* _Problem details_
Return every entry exactly.

━━━━━━━━━━━━━━━━━━━━

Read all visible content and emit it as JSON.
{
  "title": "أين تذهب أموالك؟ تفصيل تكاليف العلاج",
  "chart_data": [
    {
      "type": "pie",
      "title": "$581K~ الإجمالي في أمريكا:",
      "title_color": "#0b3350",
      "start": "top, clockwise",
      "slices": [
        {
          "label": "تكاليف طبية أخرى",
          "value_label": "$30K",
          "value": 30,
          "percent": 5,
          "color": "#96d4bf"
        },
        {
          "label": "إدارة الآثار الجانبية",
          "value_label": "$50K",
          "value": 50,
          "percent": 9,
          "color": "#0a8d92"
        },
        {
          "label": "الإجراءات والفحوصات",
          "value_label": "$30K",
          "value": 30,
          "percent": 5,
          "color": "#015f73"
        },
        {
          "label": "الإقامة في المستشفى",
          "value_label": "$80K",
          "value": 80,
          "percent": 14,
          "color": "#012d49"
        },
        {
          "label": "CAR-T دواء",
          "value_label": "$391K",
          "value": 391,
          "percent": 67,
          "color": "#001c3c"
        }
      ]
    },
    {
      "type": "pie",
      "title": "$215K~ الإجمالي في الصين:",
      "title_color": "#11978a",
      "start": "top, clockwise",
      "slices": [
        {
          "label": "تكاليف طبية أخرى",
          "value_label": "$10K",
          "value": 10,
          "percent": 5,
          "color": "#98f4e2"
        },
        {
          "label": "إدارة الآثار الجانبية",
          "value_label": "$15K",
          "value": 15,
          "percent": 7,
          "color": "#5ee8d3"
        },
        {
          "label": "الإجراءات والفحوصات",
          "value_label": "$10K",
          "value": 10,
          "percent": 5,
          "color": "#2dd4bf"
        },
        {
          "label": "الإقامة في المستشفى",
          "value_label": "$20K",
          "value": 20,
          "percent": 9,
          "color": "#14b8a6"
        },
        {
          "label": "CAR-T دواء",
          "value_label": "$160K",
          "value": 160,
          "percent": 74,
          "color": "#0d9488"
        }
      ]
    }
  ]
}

━━━━━━━━━━━━━━━━━━━━

* _Solved problem_
Read all visible content and emit it as JSON.
{
  "title": "أين تذهب أموالك؟ تفصيل تكاليف العلاج",
  "chart_data": [
    {
      "type": "pie",
      "title": "$581K~ الإجمالي في أمريكا:",
      "title_color": "#0b3350",
      "start": "top, clockwise",
      "slices": [
        {
          "label": "تكاليف طبية أخرى",
          "value_label": "$30K",
          "value": 30,
          "percent": 5,
          "color": "#96d4bf"
        },
        {
          "label": "إدارة الآثار الجانبية",
          "value_label": "$50K",
          "value": 50,
          "percent": 9,
          "color": "#0a8d92"
        },
        {
          "label": "الإجراءات والفحوصات",
          "value_label": "$30K",
          "value": 30,
          "percent": 5,
          "color": "#015f73"
        },
        {
          "label": "الإقامة في المستشفى",
          "value_label": "$80K",
          "value": 80,
          "percent": 14,
          "color": "#012d49"
        },
        {
          "label": "CAR-T دواء",
          "value_label": "$391K",
          "value": 391,
          "percent": 67,
          "color": "#001c3c"
        }
      ]
    },
    {
      "type": "pie",
      "title": "$215K~ الإجمالي في الصين:",
      "title_color": "#11978a",
      "start": "top, clockwise",
      "slices": [
        {
          "label": "تكاليف طبية أخرى",
          "value_label": "$10K",
          "value": 10,
          "percent": 5,
          "color": "#98f4e2"
        },
        {
          "label": "إدارة الآثار الجانبية",
          "value_label": "$15K",
          "value": 15,
          "percent": 7,
          "color": "#5ee8d3"
        },
        {
          "label": "الإجراءات والفحوصات",
          "value_label": "$10K",
          "value": 10,
          "percent": 5,
          "color": "#2dd4bf"
        },
        {
          "label": "الإقامة في المستشفى",
          "value_label": "$20K",
          "value": 20,
          "percent": 9,
          "color": "#14b8a6"
        },
        {
          "label": "CAR-T دواء",
          "value_label": "$160K",
          "value": 160,
          "percent": 74,
          "color": "#0d9488"
        }
      ]
    }
  ]
}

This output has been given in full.